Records

▽

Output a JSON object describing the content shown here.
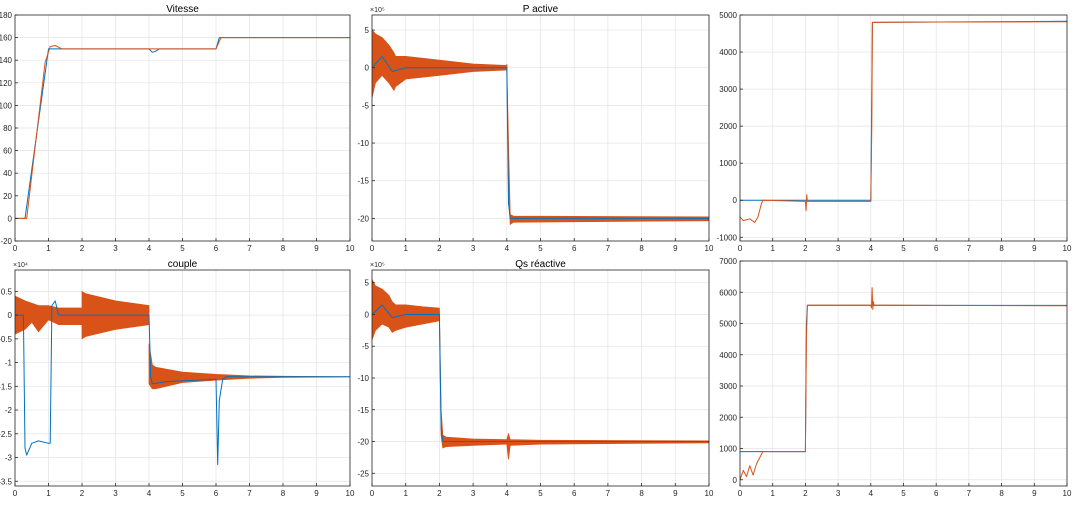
{
  "figure": {
    "background": "#ffffff",
    "axes_bg": "#ffffff",
    "grid_color": "#e3e3e3",
    "axis_color": "#262626"
  },
  "colors": {
    "series_blue": "#0072bd",
    "series_orange": "#d95319"
  },
  "chart_data": [
    {
      "id": "vitesse",
      "type": "line",
      "title": "Vitesse",
      "xlabel": "",
      "ylabel": "",
      "multiplier": "",
      "xlim": [
        0,
        10
      ],
      "ylim": [
        -20,
        180
      ],
      "xticks": [
        0,
        1,
        2,
        3,
        4,
        5,
        6,
        7,
        8,
        9,
        10
      ],
      "yticks": [
        -20,
        0,
        20,
        40,
        60,
        80,
        100,
        120,
        140,
        160,
        180
      ],
      "grid": true,
      "series": [
        {
          "color": "#0072bd",
          "x": [
            0,
            0.3,
            1.0,
            1.2,
            4.0,
            4.1,
            4.2,
            4.3,
            6.0,
            6.1,
            10
          ],
          "y": [
            0,
            0,
            150,
            150,
            150,
            147,
            148,
            150,
            150,
            160,
            160
          ]
        },
        {
          "color": "#d95319",
          "x": [
            0,
            0.35,
            0.9,
            1.05,
            1.2,
            1.4,
            4.0,
            6.0,
            6.15,
            10
          ],
          "y": [
            0,
            0,
            138,
            152,
            153,
            150,
            150,
            150,
            160,
            160
          ]
        }
      ]
    },
    {
      "id": "p-active",
      "type": "line",
      "title": "P active",
      "xlabel": "",
      "ylabel": "",
      "multiplier": "×10⁵",
      "xlim": [
        0,
        10
      ],
      "ylim": [
        -23,
        7
      ],
      "xticks": [
        0,
        1,
        2,
        3,
        4,
        5,
        6,
        7,
        8,
        9,
        10
      ],
      "yticks": [
        -20,
        -15,
        -10,
        -5,
        0,
        5
      ],
      "grid": true,
      "series": [
        {
          "color": "#0072bd",
          "x": [
            0,
            0.3,
            0.6,
            1,
            2,
            3,
            4,
            4.05,
            4.1,
            10
          ],
          "y": [
            0,
            1.5,
            -0.5,
            0,
            0,
            0,
            0,
            -18,
            -20,
            -20
          ]
        }
      ],
      "bands": [
        {
          "color": "#d95319",
          "x": [
            0,
            0.1,
            0.3,
            0.5,
            0.65,
            0.7,
            1.0,
            2.0,
            3.0,
            4.0
          ],
          "lo": [
            -4,
            -2,
            -1,
            -2,
            -3,
            -2.5,
            -1.5,
            -1,
            -0.5,
            -0.3
          ],
          "hi": [
            5,
            4.5,
            4,
            3,
            2,
            1.5,
            1.5,
            1,
            0.5,
            0.3
          ]
        },
        {
          "color": "#d95319",
          "x": [
            4.0,
            4.05,
            4.1,
            4.2,
            10
          ],
          "lo": [
            0,
            -16,
            -20.8,
            -20.5,
            -20.3
          ],
          "hi": [
            0.5,
            -10,
            -19.5,
            -19.7,
            -19.8
          ]
        }
      ]
    },
    {
      "id": "top-right",
      "type": "line",
      "title": "",
      "xlabel": "",
      "ylabel": "",
      "multiplier": "",
      "xlim": [
        0,
        10
      ],
      "ylim": [
        -1100,
        5000
      ],
      "xticks": [
        0,
        1,
        2,
        3,
        4,
        5,
        6,
        7,
        8,
        9,
        10
      ],
      "yticks": [
        -1000,
        0,
        1000,
        2000,
        3000,
        4000,
        5000
      ],
      "grid": true,
      "series": [
        {
          "color": "#0072bd",
          "x": [
            0,
            0.6,
            2.0,
            2.02,
            2.05,
            4.0,
            4.05,
            10
          ],
          "y": [
            0,
            0,
            0,
            0,
            0,
            0,
            4800,
            4830
          ]
        },
        {
          "color": "#d95319",
          "x": [
            0,
            0.1,
            0.3,
            0.45,
            0.55,
            0.65,
            0.7,
            2.0,
            2.02,
            2.04,
            2.06,
            4.0,
            4.03,
            4.05,
            6,
            10
          ],
          "y": [
            -450,
            -550,
            -500,
            -600,
            -450,
            -100,
            0,
            -30,
            -280,
            150,
            -30,
            -30,
            2000,
            4800,
            4810,
            4820
          ]
        }
      ]
    },
    {
      "id": "couple",
      "type": "line",
      "title": "couple",
      "xlabel": "",
      "ylabel": "",
      "multiplier": "×10⁴",
      "xlim": [
        0,
        10
      ],
      "ylim": [
        -3.6,
        0.95
      ],
      "xticks": [
        0,
        1,
        2,
        3,
        4,
        5,
        6,
        7,
        8,
        9,
        10
      ],
      "yticks": [
        -3.5,
        -3,
        -2.5,
        -2,
        -1.5,
        -1,
        -0.5,
        0,
        0.5
      ],
      "grid": true,
      "series": [
        {
          "color": "#0072bd",
          "x": [
            0,
            0.25,
            0.3,
            0.35,
            0.5,
            0.7,
            1.0,
            1.05,
            1.1,
            1.2,
            1.3,
            1.4,
            2,
            4,
            4.05,
            4.1,
            4.5,
            6.0,
            6.05,
            6.1,
            6.2,
            6.3,
            7,
            10
          ],
          "y": [
            0,
            0,
            -2.8,
            -2.95,
            -2.7,
            -2.65,
            -2.7,
            -2.7,
            0.2,
            0.3,
            0,
            0,
            0,
            0,
            -1.3,
            -1.45,
            -1.4,
            -1.35,
            -3.15,
            -1.8,
            -1.35,
            -1.3,
            -1.3,
            -1.3
          ]
        }
      ],
      "bands": [
        {
          "color": "#d95319",
          "x": [
            0,
            0.3,
            0.5,
            0.7,
            1.0,
            1.3,
            2.0
          ],
          "lo": [
            -0.4,
            -0.3,
            -0.15,
            -0.35,
            -0.1,
            -0.2,
            -0.2
          ],
          "hi": [
            0.4,
            0.3,
            0.25,
            0.2,
            0.2,
            0.15,
            0.15
          ]
        },
        {
          "color": "#d95319",
          "x": [
            2.0,
            2.1,
            3.0,
            4.0
          ],
          "lo": [
            -0.5,
            -0.45,
            -0.3,
            -0.2
          ],
          "hi": [
            0.5,
            0.45,
            0.3,
            0.2
          ]
        },
        {
          "color": "#d95319",
          "x": [
            4.0,
            4.1,
            4.2,
            5,
            6,
            7,
            8,
            10
          ],
          "lo": [
            -1.45,
            -1.55,
            -1.55,
            -1.42,
            -1.37,
            -1.33,
            -1.31,
            -1.3
          ],
          "hi": [
            -0.6,
            -1.05,
            -1.1,
            -1.2,
            -1.25,
            -1.28,
            -1.29,
            -1.3
          ]
        }
      ]
    },
    {
      "id": "qs-reactive",
      "type": "line",
      "title": "Qs réactive",
      "xlabel": "",
      "ylabel": "",
      "multiplier": "×10⁵",
      "xlim": [
        0,
        10
      ],
      "ylim": [
        -27,
        7
      ],
      "xticks": [
        0,
        1,
        2,
        3,
        4,
        5,
        6,
        7,
        8,
        9,
        10
      ],
      "yticks": [
        -25,
        -20,
        -15,
        -10,
        -5,
        0,
        5
      ],
      "grid": true,
      "series": [
        {
          "color": "#0072bd",
          "x": [
            0,
            0.3,
            0.6,
            1,
            2,
            2.05,
            2.1,
            10
          ],
          "y": [
            0,
            1.5,
            -0.5,
            0,
            0,
            -18,
            -20,
            -20
          ]
        }
      ],
      "bands": [
        {
          "color": "#d95319",
          "x": [
            0,
            0.1,
            0.3,
            0.5,
            0.6,
            0.7,
            1.0,
            1.5,
            2.0
          ],
          "lo": [
            -4,
            -2.5,
            -1.5,
            -2,
            -2.8,
            -2.5,
            -2,
            -1.5,
            -1
          ],
          "hi": [
            5.5,
            4.5,
            4,
            3,
            2,
            1.5,
            1.5,
            1.2,
            1
          ]
        },
        {
          "color": "#d95319",
          "x": [
            2.0,
            2.05,
            2.1,
            2.2,
            3.0,
            4.0,
            4.05,
            4.1,
            5,
            10
          ],
          "lo": [
            0,
            -19,
            -21,
            -20.8,
            -20.6,
            -20.4,
            -22.8,
            -20.6,
            -20.4,
            -20.2
          ],
          "hi": [
            0.5,
            -15,
            -19,
            -19.3,
            -19.6,
            -19.7,
            -18.8,
            -19.7,
            -19.8,
            -19.9
          ]
        }
      ]
    },
    {
      "id": "bottom-right",
      "type": "line",
      "title": "",
      "xlabel": "",
      "ylabel": "",
      "multiplier": "",
      "xlim": [
        0,
        10
      ],
      "ylim": [
        -200,
        7000
      ],
      "xticks": [
        0,
        1,
        2,
        3,
        4,
        5,
        6,
        7,
        8,
        9,
        10
      ],
      "yticks": [
        0,
        1000,
        2000,
        3000,
        4000,
        5000,
        6000,
        7000
      ],
      "grid": true,
      "series": [
        {
          "color": "#0072bd",
          "x": [
            0,
            0.6,
            0.7,
            2.0,
            2.03,
            2.06,
            10
          ],
          "y": [
            900,
            900,
            900,
            900,
            5000,
            5580,
            5580
          ]
        },
        {
          "color": "#d95319",
          "x": [
            0,
            0.1,
            0.2,
            0.3,
            0.4,
            0.5,
            0.6,
            0.7,
            2.0,
            2.03,
            2.06,
            4.0,
            4.02,
            4.04,
            4.06,
            4.08,
            4.1,
            6,
            10
          ],
          "y": [
            0,
            300,
            100,
            450,
            150,
            500,
            700,
            900,
            900,
            4500,
            5590,
            5590,
            5500,
            6150,
            5450,
            5700,
            5590,
            5580,
            5570
          ]
        }
      ]
    }
  ]
}
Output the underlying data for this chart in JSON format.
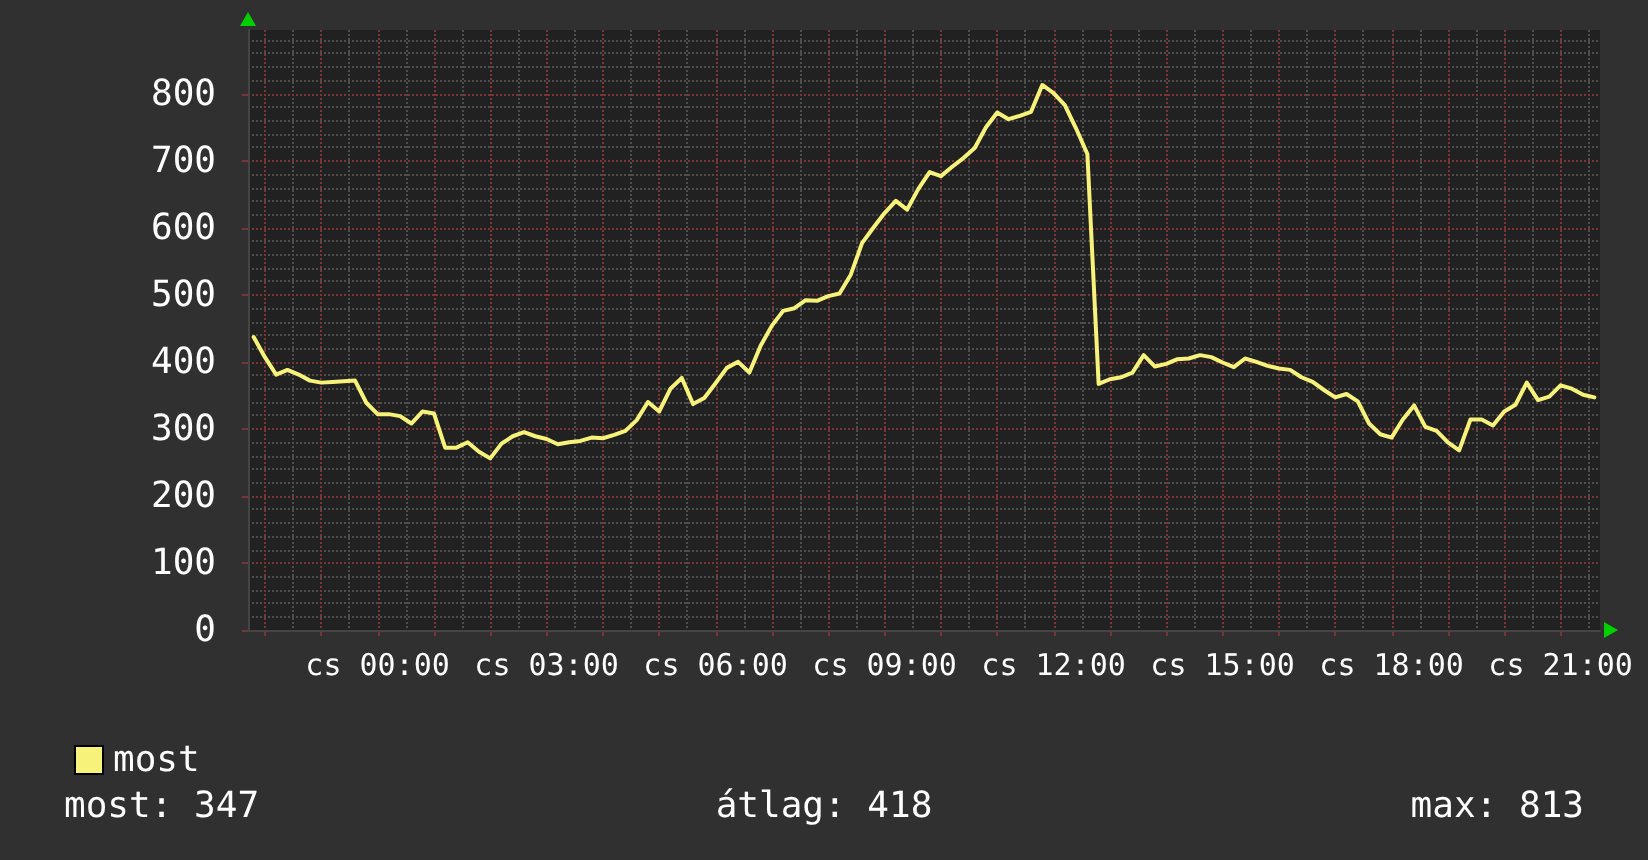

△

Identify the lines of the entries containing the string "title". Copy each such line.

      "title": "Vitesse",
      "title": "P active",
      "title": "",
      "title": "couple",
      "title": "Qs réactive",
      "title": "",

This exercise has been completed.